- **Goal**
Return the listing below unchanged, minus its pictures.
== Record excerpts ==
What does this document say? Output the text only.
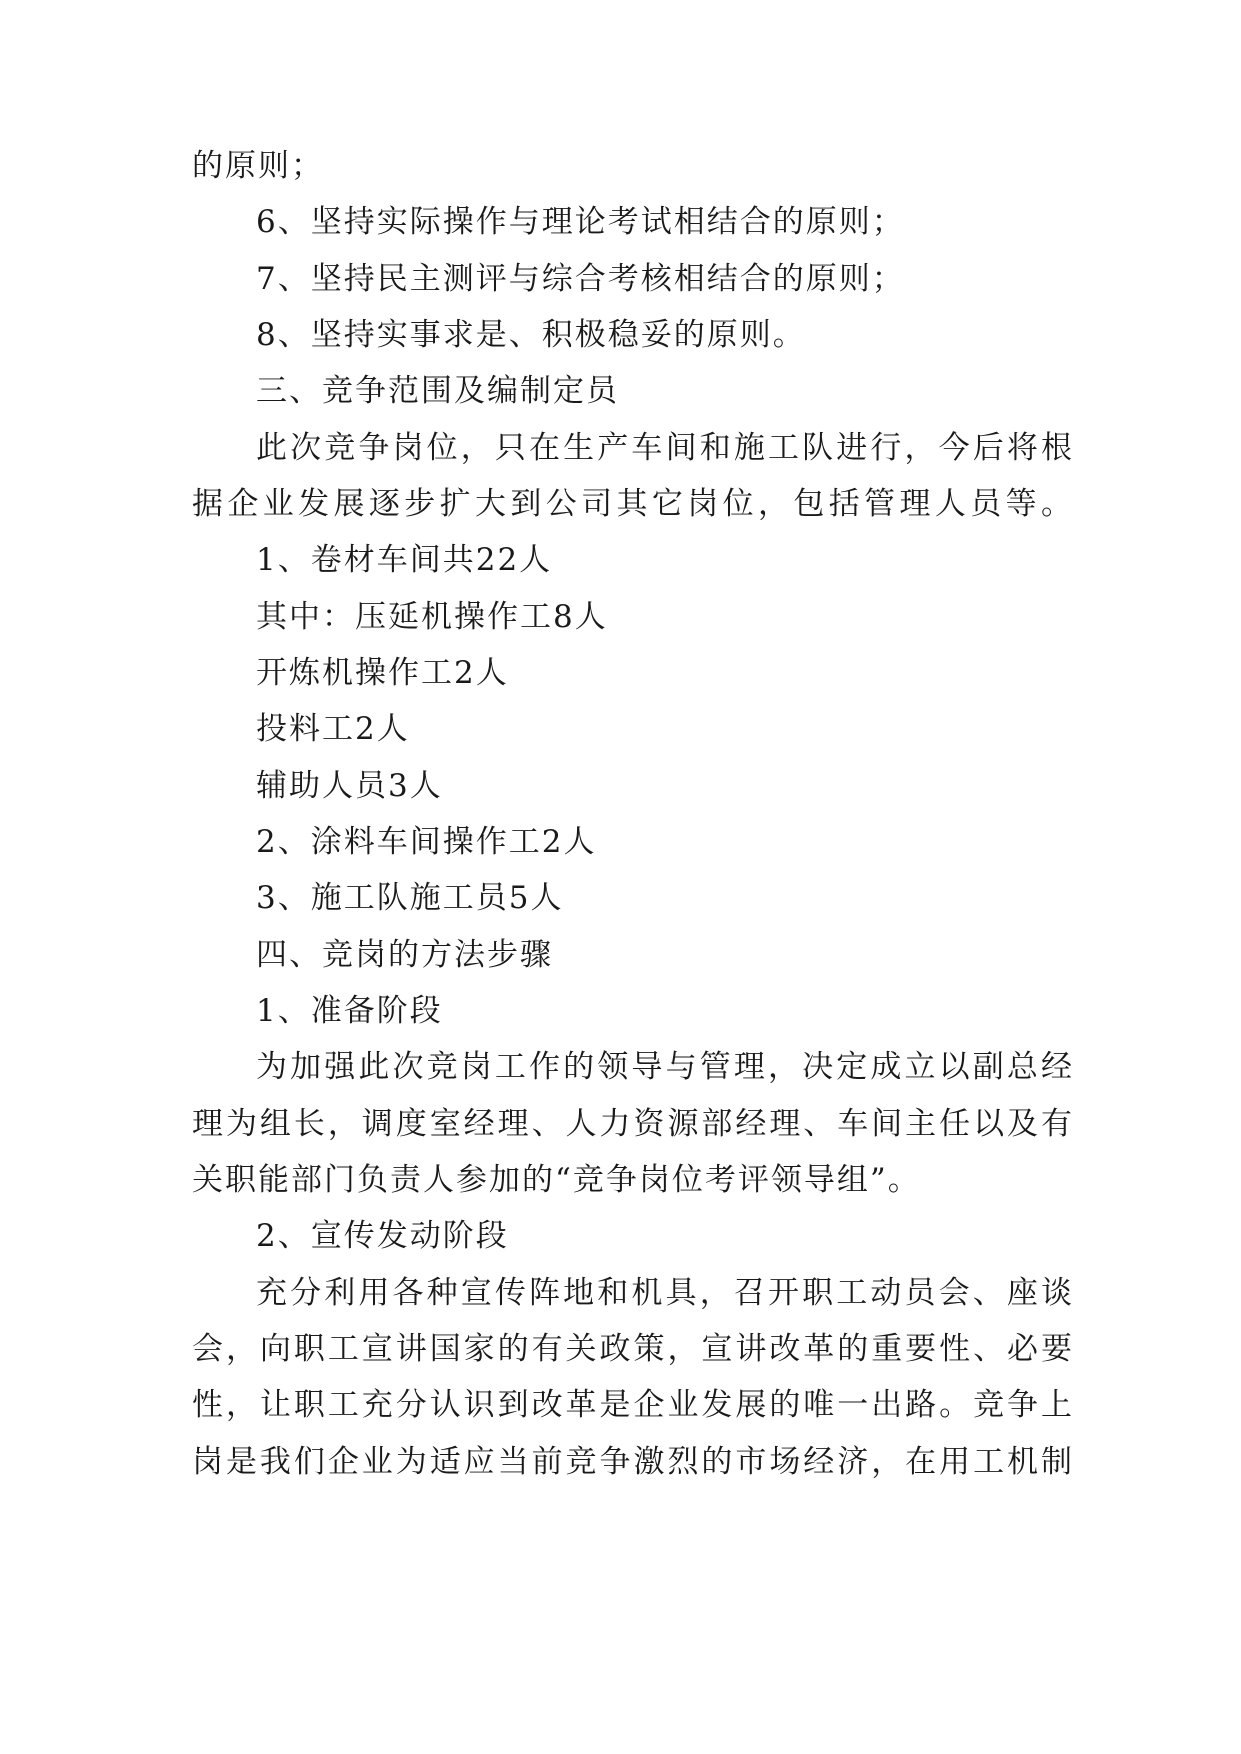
的原则；
6、坚持实际操作与理论考试相结合的原则；
7、坚持民主测评与综合考核相结合的原则；
8、坚持实事求是、积极稳妥的原则。
三、竞争范围及编制定员
此次竞争岗位，只在生产车间和施工队进行，今后将根
据企业发展逐步扩大到公司其它岗位，包括管理人员等。
1、卷材车间共22人
其中：压延机操作工8人
开炼机操作工2人
投料工2人
辅助人员3人
2、涂料车间操作工2人
3、施工队施工员5人
四、竞岗的方法步骤
1、准备阶段
为加强此次竞岗工作的领导与管理，决定成立以副总经
理为组长，调度室经理、人力资源部经理、车间主任以及有
关职能部门负责人参加的“竞争岗位考评领导组”。
2、宣传发动阶段
充分利用各种宣传阵地和机具，召开职工动员会、座谈
会，向职工宣讲国家的有关政策，宣讲改革的重要性、必要
性，让职工充分认识到改革是企业发展的唯一出路。竞争上
岗是我们企业为适应当前竞争激烈的市场经济，在用工机制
===
- **Correct response**
What does this document say? Output the text only.
的原则；
6、坚持实际操作与理论考试相结合的原则；
7、坚持民主测评与综合考核相结合的原则；
8、坚持实事求是、积极稳妥的原则。
三、竞争范围及编制定员
此次竞争岗位，只在生产车间和施工队进行，今后将根
据企业发展逐步扩大到公司其它岗位，包括管理人员等。
1、卷材车间共22人
其中：压延机操作工8人
开炼机操作工2人
投料工2人
辅助人员3人
2、涂料车间操作工2人
3、施工队施工员5人
四、竞岗的方法步骤
1、准备阶段
为加强此次竞岗工作的领导与管理，决定成立以副总经
理为组长，调度室经理、人力资源部经理、车间主任以及有
关职能部门负责人参加的“竞争岗位考评领导组”。
2、宣传发动阶段
充分利用各种宣传阵地和机具，召开职工动员会、座谈
会，向职工宣讲国家的有关政策，宣讲改革的重要性、必要
性，让职工充分认识到改革是企业发展的唯一出路。竞争上
岗是我们企业为适应当前竞争激烈的市场经济，在用工机制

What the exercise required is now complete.